| Task instructions |
Can you give all the records again without altering a single character?

| Supplied material |
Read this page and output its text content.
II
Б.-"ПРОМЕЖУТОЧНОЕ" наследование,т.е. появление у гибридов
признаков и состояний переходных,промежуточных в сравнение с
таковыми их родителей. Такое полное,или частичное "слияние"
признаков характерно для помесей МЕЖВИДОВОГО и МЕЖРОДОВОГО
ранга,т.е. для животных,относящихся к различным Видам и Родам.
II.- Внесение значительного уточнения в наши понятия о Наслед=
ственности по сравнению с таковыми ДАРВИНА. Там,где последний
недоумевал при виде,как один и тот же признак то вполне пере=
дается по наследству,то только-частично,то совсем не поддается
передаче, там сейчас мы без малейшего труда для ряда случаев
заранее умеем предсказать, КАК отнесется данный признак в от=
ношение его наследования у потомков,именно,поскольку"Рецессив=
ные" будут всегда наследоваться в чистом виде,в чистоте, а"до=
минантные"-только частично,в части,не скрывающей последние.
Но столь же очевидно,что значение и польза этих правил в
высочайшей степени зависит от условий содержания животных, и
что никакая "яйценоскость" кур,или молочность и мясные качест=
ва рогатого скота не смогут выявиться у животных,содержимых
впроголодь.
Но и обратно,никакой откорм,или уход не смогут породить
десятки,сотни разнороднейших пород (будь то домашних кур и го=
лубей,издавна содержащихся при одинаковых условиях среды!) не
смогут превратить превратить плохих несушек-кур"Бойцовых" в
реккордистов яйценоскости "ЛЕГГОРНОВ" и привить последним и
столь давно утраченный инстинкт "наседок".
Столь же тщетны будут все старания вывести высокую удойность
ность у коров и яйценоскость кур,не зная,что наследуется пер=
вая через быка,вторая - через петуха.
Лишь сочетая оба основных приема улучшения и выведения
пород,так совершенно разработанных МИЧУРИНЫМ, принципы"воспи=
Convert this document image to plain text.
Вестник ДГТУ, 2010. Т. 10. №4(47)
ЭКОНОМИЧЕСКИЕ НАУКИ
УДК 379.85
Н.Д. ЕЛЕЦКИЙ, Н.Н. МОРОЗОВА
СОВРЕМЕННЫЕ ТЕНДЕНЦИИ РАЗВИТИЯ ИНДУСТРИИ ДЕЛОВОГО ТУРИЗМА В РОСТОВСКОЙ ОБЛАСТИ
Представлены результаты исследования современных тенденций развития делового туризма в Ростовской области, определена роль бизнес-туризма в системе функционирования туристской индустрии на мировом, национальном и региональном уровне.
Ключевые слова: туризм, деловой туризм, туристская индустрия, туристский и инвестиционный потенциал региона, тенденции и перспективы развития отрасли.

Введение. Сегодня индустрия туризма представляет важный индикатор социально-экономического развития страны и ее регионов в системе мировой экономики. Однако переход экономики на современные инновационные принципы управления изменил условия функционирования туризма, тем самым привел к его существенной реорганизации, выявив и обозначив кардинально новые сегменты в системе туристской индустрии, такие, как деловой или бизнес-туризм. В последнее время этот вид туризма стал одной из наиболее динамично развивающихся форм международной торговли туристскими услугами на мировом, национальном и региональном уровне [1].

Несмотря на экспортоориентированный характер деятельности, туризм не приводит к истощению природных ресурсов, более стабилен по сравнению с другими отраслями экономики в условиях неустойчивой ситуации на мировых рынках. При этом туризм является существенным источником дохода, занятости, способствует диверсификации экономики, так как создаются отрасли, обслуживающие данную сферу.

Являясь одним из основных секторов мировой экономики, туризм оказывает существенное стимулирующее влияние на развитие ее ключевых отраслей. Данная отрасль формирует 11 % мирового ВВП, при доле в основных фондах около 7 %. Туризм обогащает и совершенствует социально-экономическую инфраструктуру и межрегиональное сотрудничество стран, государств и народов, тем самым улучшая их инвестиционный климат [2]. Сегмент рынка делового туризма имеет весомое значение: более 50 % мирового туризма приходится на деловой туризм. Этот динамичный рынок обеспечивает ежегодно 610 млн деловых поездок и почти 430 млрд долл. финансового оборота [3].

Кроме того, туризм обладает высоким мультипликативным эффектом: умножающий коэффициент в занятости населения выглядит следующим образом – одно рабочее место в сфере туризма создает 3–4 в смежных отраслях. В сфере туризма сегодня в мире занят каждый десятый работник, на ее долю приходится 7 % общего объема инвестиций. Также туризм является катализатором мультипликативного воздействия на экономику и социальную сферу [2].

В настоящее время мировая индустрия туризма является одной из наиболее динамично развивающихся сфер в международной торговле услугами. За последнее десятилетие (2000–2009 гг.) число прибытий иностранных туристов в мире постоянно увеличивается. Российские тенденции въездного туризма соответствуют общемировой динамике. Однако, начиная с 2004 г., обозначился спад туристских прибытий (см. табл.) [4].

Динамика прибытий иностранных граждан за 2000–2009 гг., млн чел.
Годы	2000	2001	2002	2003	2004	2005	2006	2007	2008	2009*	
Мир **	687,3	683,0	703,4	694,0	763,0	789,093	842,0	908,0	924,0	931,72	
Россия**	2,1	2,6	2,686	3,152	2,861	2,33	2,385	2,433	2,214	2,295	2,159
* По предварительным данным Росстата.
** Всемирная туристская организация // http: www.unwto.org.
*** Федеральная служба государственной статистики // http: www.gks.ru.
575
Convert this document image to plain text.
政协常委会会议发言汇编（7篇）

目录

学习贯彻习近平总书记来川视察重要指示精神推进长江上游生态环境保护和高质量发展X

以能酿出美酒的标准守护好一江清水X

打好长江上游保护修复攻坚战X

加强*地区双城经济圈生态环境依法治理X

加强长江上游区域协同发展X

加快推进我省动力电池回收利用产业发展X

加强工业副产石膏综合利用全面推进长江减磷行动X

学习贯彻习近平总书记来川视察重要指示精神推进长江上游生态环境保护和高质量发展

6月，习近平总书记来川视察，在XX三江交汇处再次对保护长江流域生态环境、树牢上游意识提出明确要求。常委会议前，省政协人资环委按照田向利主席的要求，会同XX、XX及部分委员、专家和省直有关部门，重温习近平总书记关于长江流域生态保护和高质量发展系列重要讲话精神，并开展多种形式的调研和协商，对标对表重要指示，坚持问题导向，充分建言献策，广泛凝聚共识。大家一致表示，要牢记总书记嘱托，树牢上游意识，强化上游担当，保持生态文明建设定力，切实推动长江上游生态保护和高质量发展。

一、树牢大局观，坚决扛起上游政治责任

| Full output |
Read this page and output its text content.
II
Б.-"ПРОМЕЖУТОЧНОЕ" наследование,т.е. появление у гибридов
признаков и состояний переходных,промежуточных в сравнение с
таковыми их родителей. Такое полное,или частичное "слияние"
признаков характерно для помесей МЕЖВИДОВОГО и МЕЖРОДОВОГО
ранга,т.е. для животных,относящихся к различным Видам и Родам.
II.- Внесение значительного уточнения в наши понятия о Наслед=
ственности по сравнению с таковыми ДАРВИНА. Там,где последний
недоумевал при виде,как один и тот же признак то вполне пере=
дается по наследству,то только-частично,то совсем не поддается
передаче, там сейчас мы без малейшего труда для ряда случаев
заранее умеем предсказать, КАК отнесется данный признак в от=
ношение его наследования у потомков,именно,поскольку"Рецессив=
ные" будут всегда наследоваться в чистом виде,в чистоте, а"до=
минантные"-только частично,в части,не скрывающей последние.
Но столь же очевидно,что значение и польза этих правил в
высочайшей степени зависит от условий содержания животных, и
что никакая "яйценоскость" кур,или молочность и мясные качест=
ва рогатого скота не смогут выявиться у животных,содержимых
впроголодь.
Но и обратно,никакой откорм,или уход не смогут породить
десятки,сотни разнороднейших пород (будь то домашних кур и го=
лубей,издавна содержащихся при одинаковых условиях среды!) не
смогут превратить превратить плохих несушек-кур"Бойцовых" в
реккордистов яйценоскости "ЛЕГГОРНОВ" и привить последним и
столь давно утраченный инстинкт "наседок".
Столь же тщетны будут все старания вывести высокую удойность
ность у коров и яйценоскость кур,не зная,что наследуется пер=
вая через быка,вторая - через петуха.
Лишь сочетая оба основных приема улучшения и выведения
пород,так совершенно разработанных МИЧУРИНЫМ, принципы"воспи=
Convert this document image to plain text.
Вестник ДГТУ, 2010. Т. 10. №4(47)
ЭКОНОМИЧЕСКИЕ НАУКИ
УДК 379.85
Н.Д. ЕЛЕЦКИЙ, Н.Н. МОРОЗОВА
СОВРЕМЕННЫЕ ТЕНДЕНЦИИ РАЗВИТИЯ ИНДУСТРИИ ДЕЛОВОГО ТУРИЗМА В РОСТОВСКОЙ ОБЛАСТИ
Представлены результаты исследования современных тенденций развития делового туризма в Ростовской области, определена роль бизнес-туризма в системе функционирования туристской индустрии на мировом, национальном и региональном уровне.
Ключевые слова: туризм, деловой туризм, туристская индустрия, туристский и инвестиционный потенциал региона, тенденции и перспективы развития отрасли.

Введение. Сегодня индустрия туризма представляет важный индикатор социально-экономического развития страны и ее регионов в системе мировой экономики. Однако переход экономики на современные инновационные принципы управления изменил условия функционирования туризма, тем самым привел к его существенной реорганизации, выявив и обозначив кардинально новые сегменты в системе туристской индустрии, такие, как деловой или бизнес-туризм. В последнее время этот вид туризма стал одной из наиболее динамично развивающихся форм международной торговли туристскими услугами на мировом, национальном и региональном уровне [1].

Несмотря на экспортоориентированный характер деятельности, туризм не приводит к истощению природных ресурсов, более стабилен по сравнению с другими отраслями экономики в условиях неустойчивой ситуации на мировых рынках. При этом туризм является существенным источником дохода, занятости, способствует диверсификации экономики, так как создаются отрасли, обслуживающие данную сферу.

Являясь одним из основных секторов мировой экономики, туризм оказывает существенное стимулирующее влияние на развитие ее ключевых отраслей. Данная отрасль формирует 11 % мирового ВВП, при доле в основных фондах около 7 %. Туризм обогащает и совершенствует социально-экономическую инфраструктуру и межрегиональное сотрудничество стран, государств и народов, тем самым улучшая их инвестиционный климат [2]. Сегмент рынка делового туризма имеет весомое значение: более 50 % мирового туризма приходится на деловой туризм. Этот динамичный рынок обеспечивает ежегодно 610 млн деловых поездок и почти 430 млрд долл. финансового оборота [3].

Кроме того, туризм обладает высоким мультипликативным эффектом: умножающий коэффициент в занятости населения выглядит следующим образом – одно рабочее место в сфере туризма создает 3–4 в смежных отраслях. В сфере туризма сегодня в мире занят каждый десятый работник, на ее долю приходится 7 % общего объема инвестиций. Также туризм является катализатором мультипликативного воздействия на экономику и социальную сферу [2].

В настоящее время мировая индустрия туризма является одной из наиболее динамично развивающихся сфер в международной торговле услугами. За последнее десятилетие (2000–2009 гг.) число прибытий иностранных туристов в мире постоянно увеличивается. Российские тенденции въездного туризма соответствуют общемировой динамике. Однако, начиная с 2004 г., обозначился спад туристских прибытий (см. табл.) [4].

Динамика прибытий иностранных граждан за 2000–2009 гг., млн чел.
Годы	2000	2001	2002	2003	2004	2005	2006	2007	2008	2009*	
Мир **	687,3	683,0	703,4	694,0	763,0	789,093	842,0	908,0	924,0	931,72	
Россия**	2,1	2,6	2,686	3,152	2,861	2,33	2,385	2,433	2,214	2,295	2,159
* По предварительным данным Росстата.
** Всемирная туристская организация // http: www.unwto.org.
*** Федеральная служба государственной статистики // http: www.gks.ru.
575
Convert this document image to plain text.
政协常委会会议发言汇编（7篇）

目录

学习贯彻习近平总书记来川视察重要指示精神推进长江上游生态环境保护和高质量发展X

以能酿出美酒的标准守护好一江清水X

打好长江上游保护修复攻坚战X

加强*地区双城经济圈生态环境依法治理X

加强长江上游区域协同发展X

加快推进我省动力电池回收利用产业发展X

加强工业副产石膏综合利用全面推进长江减磷行动X

学习贯彻习近平总书记来川视察重要指示精神推进长江上游生态环境保护和高质量发展

6月，习近平总书记来川视察，在XX三江交汇处再次对保护长江流域生态环境、树牢上游意识提出明确要求。常委会议前，省政协人资环委按照田向利主席的要求，会同XX、XX及部分委员、专家和省直有关部门，重温习近平总书记关于长江流域生态保护和高质量发展系列重要讲话精神，并开展多种形式的调研和协商，对标对表重要指示，坚持问题导向，充分建言献策，广泛凝聚共识。大家一致表示，要牢记总书记嘱托，树牢上游意识，强化上游担当，保持生态文明建设定力，切实推动长江上游生态保护和高质量发展。

一、树牢大局观，坚决扛起上游政治责任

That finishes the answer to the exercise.